(TASK PROMPT):
Show every line in the entries below where the word "places" appears.

(Data records):
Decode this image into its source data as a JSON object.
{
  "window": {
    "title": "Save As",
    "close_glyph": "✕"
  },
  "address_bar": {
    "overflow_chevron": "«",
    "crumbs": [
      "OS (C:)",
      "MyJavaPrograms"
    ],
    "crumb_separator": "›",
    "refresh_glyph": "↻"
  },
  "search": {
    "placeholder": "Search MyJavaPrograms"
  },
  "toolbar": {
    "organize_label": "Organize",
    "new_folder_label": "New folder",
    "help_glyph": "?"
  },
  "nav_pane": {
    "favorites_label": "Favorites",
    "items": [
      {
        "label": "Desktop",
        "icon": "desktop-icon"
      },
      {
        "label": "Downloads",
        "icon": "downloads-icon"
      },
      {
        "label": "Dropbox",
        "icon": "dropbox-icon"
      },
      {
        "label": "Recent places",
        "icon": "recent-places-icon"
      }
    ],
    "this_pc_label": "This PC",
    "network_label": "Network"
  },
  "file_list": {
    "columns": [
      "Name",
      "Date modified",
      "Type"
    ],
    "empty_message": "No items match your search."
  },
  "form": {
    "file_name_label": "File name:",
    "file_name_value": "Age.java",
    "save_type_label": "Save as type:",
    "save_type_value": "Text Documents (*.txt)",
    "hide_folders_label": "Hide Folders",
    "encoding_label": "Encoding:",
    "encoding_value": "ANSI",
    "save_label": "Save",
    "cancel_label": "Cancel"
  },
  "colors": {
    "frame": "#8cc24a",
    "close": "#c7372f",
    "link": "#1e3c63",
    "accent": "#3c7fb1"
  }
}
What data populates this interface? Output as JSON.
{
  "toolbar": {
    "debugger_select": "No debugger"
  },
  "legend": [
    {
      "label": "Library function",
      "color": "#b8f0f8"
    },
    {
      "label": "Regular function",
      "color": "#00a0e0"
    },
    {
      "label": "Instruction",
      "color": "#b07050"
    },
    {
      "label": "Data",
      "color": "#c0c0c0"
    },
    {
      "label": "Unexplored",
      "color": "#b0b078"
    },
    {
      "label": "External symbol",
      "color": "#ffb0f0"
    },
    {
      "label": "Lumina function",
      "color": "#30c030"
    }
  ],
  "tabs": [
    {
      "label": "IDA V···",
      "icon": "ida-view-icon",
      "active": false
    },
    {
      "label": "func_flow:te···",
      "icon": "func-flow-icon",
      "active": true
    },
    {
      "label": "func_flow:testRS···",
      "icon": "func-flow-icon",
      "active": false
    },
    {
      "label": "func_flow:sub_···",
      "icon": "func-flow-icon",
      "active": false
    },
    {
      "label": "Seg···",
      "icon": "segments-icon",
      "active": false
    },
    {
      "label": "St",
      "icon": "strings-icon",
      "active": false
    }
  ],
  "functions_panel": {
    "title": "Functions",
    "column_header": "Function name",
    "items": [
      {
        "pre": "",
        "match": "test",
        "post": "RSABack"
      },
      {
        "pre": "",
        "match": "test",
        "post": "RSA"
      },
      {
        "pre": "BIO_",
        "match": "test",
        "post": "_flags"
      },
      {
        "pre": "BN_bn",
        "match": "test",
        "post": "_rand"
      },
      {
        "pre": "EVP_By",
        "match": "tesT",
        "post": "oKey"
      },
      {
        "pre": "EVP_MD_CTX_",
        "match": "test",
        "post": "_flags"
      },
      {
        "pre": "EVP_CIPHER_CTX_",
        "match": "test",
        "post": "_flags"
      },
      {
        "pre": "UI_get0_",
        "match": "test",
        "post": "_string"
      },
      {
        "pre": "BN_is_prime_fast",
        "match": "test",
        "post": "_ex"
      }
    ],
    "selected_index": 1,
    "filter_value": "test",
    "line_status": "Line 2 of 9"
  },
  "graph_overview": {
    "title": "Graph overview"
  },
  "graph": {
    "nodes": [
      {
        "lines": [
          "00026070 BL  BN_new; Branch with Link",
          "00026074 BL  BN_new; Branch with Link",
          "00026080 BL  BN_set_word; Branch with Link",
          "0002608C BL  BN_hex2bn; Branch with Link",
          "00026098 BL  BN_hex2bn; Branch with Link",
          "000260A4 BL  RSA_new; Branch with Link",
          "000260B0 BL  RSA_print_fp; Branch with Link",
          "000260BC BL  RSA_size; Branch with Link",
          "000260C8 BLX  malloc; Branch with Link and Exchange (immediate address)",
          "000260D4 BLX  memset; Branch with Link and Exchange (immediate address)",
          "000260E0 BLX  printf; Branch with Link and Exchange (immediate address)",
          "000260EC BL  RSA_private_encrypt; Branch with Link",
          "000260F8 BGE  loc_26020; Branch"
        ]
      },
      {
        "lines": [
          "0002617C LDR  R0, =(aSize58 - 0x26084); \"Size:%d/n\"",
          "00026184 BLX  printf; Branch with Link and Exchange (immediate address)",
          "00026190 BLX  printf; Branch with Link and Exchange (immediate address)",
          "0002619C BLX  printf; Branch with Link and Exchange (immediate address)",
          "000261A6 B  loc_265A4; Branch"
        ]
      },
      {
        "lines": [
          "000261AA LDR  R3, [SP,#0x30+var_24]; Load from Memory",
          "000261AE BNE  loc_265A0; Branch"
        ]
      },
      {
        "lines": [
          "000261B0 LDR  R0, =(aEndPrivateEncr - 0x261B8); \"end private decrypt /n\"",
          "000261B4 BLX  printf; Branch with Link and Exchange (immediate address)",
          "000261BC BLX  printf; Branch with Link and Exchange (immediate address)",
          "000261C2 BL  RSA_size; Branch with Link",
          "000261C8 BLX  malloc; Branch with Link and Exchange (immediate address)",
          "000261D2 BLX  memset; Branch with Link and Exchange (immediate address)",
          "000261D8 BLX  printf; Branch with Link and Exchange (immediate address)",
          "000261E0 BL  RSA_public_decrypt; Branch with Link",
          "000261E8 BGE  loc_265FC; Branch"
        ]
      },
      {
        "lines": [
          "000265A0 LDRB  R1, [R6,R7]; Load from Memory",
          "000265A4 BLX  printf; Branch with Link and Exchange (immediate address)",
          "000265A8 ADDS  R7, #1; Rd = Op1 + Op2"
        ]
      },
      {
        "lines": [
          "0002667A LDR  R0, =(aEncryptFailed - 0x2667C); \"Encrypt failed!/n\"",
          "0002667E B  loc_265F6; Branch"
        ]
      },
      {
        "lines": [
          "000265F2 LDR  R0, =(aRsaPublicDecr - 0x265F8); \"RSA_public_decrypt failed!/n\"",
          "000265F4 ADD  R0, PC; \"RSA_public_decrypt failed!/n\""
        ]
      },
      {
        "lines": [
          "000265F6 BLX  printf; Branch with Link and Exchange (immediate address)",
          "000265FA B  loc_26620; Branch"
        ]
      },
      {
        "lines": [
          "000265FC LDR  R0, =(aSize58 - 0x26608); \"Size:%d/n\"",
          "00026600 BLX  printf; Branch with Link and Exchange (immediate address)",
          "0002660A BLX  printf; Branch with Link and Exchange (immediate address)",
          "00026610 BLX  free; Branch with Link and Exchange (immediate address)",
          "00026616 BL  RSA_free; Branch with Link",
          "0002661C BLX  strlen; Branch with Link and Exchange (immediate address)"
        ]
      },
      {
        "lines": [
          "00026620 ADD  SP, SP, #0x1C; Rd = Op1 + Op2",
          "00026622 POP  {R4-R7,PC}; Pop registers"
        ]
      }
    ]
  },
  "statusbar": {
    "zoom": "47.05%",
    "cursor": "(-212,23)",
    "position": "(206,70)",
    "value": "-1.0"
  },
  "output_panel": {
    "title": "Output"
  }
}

...

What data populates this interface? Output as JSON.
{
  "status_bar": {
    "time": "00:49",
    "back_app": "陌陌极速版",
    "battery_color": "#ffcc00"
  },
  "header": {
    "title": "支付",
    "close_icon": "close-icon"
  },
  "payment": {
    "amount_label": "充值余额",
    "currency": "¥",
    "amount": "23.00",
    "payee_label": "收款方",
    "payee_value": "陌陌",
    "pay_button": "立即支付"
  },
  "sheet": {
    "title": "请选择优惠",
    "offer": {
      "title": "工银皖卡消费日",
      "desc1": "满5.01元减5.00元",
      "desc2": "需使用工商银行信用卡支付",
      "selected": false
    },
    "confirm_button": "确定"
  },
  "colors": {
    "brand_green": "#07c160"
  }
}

...

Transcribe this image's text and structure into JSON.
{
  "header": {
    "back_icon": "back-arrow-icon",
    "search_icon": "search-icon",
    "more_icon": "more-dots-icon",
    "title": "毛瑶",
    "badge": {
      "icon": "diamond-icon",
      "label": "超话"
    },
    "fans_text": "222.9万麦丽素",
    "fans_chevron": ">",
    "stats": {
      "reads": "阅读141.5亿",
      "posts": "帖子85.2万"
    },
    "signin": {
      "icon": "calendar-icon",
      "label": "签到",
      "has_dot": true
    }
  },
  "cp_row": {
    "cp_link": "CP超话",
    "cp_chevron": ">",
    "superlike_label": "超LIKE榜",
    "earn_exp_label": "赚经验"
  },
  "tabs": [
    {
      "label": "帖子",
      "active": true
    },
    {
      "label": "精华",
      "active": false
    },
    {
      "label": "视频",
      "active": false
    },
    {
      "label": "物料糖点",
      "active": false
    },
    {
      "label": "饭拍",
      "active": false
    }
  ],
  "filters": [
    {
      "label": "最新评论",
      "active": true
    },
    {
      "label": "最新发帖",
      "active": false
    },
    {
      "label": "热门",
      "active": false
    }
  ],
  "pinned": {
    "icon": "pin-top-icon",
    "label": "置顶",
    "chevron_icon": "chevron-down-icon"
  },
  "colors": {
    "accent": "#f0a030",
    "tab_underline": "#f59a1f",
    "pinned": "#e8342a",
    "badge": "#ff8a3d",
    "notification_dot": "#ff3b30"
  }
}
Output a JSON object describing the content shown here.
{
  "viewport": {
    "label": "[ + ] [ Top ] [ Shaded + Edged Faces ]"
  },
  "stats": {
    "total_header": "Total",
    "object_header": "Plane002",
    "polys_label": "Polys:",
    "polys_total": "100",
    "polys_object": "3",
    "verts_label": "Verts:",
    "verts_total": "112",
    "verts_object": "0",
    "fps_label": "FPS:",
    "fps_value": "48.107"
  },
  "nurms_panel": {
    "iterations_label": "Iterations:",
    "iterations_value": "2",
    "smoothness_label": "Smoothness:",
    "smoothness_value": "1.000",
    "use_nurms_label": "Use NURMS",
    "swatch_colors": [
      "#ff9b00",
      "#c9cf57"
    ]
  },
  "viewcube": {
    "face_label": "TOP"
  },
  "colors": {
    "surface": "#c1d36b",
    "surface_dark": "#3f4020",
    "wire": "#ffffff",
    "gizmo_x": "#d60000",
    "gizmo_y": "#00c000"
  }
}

(CORRECT RESULT):
        "label": "Recent places",
        "icon": "recent-places-icon"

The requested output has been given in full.